All of the material below is to be retyped exactly.

— Dataset —
>> START
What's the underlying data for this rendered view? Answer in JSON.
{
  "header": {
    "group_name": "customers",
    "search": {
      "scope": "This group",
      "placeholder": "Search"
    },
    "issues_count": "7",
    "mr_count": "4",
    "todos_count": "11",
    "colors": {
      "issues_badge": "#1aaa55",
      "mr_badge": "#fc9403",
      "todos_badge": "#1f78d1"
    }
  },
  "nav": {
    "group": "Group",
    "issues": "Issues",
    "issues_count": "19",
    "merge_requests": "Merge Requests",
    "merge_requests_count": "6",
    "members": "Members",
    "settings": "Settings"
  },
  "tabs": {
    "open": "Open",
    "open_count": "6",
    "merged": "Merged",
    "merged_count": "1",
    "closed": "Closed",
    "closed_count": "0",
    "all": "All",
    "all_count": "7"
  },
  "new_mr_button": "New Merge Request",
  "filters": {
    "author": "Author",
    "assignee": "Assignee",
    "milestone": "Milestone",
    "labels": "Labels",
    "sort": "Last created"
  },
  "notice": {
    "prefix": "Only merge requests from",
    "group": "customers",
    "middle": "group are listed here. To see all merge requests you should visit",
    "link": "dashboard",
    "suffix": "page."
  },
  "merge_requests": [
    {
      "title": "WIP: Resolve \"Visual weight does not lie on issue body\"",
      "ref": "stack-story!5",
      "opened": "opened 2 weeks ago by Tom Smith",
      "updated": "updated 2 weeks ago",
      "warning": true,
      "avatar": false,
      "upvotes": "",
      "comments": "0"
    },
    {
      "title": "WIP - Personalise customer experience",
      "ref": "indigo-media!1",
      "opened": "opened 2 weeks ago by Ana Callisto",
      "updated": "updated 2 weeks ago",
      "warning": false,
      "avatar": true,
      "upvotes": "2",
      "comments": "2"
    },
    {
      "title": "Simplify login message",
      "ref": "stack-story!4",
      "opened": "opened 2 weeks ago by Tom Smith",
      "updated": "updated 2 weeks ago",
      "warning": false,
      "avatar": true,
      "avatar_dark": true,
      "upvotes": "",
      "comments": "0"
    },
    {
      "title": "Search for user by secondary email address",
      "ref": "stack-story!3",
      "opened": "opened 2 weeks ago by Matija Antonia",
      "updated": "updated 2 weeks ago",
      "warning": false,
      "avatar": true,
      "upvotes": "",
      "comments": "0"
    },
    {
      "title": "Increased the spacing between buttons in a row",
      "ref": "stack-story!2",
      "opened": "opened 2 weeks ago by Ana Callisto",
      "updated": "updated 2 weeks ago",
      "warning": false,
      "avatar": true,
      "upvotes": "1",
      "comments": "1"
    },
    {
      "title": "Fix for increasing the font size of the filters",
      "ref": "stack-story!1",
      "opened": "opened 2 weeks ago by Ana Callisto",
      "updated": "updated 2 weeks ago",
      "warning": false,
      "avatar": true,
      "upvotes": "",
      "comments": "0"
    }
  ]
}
>> END
— Task solution —
What's the underlying data for this rendered view? Answer in JSON.
{
  "header": {
    "group_name": "customers",
    "search": {
      "scope": "This group",
      "placeholder": "Search"
    },
    "issues_count": "7",
    "mr_count": "4",
    "todos_count": "11",
    "colors": {
      "issues_badge": "#1aaa55",
      "mr_badge": "#fc9403",
      "todos_badge": "#1f78d1"
    }
  },
  "nav": {
    "group": "Group",
    "issues": "Issues",
    "issues_count": "19",
    "merge_requests": "Merge Requests",
    "merge_requests_count": "6",
    "members": "Members",
    "settings": "Settings"
  },
  "tabs": {
    "open": "Open",
    "open_count": "6",
    "merged": "Merged",
    "merged_count": "1",
    "closed": "Closed",
    "closed_count": "0",
    "all": "All",
    "all_count": "7"
  },
  "new_mr_button": "New Merge Request",
  "filters": {
    "author": "Author",
    "assignee": "Assignee",
    "milestone": "Milestone",
    "labels": "Labels",
    "sort": "Last created"
  },
  "notice": {
    "prefix": "Only merge requests from",
    "group": "customers",
    "middle": "group are listed here. To see all merge requests you should visit",
    "link": "dashboard",
    "suffix": "page."
  },
  "merge_requests": [
    {
      "title": "WIP: Resolve \"Visual weight does not lie on issue body\"",
      "ref": "stack-story!5",
      "opened": "opened 2 weeks ago by Tom Smith",
      "updated": "updated 2 weeks ago",
      "warning": true,
      "avatar": false,
      "upvotes": "",
      "comments": "0"
    },
    {
      "title": "WIP - Personalise customer experience",
      "ref": "indigo-media!1",
      "opened": "opened 2 weeks ago by Ana Callisto",
      "updated": "updated 2 weeks ago",
      "warning": false,
      "avatar": true,
      "upvotes": "2",
      "comments": "2"
    },
    {
      "title": "Simplify login message",
      "ref": "stack-story!4",
      "opened": "opened 2 weeks ago by Tom Smith",
      "updated": "updated 2 weeks ago",
      "warning": false,
      "avatar": true,
      "avatar_dark": true,
      "upvotes": "",
      "comments": "0"
    },
    {
      "title": "Search for user by secondary email address",
      "ref": "stack-story!3",
      "opened": "opened 2 weeks ago by Matija Antonia",
      "updated": "updated 2 weeks ago",
      "warning": false,
      "avatar": true,
      "upvotes": "",
      "comments": "0"
    },
    {
      "title": "Increased the spacing between buttons in a row",
      "ref": "stack-story!2",
      "opened": "opened 2 weeks ago by Ana Callisto",
      "updated": "updated 2 weeks ago",
      "warning": false,
      "avatar": true,
      "upvotes": "1",
      "comments": "1"
    },
    {
      "title": "Fix for increasing the font size of the filters",
      "ref": "stack-story!1",
      "opened": "opened 2 weeks ago by Ana Callisto",
      "updated": "updated 2 weeks ago",
      "warning": false,
      "avatar": true,
      "upvotes": "",
      "comments": "0"
    }
  ]
}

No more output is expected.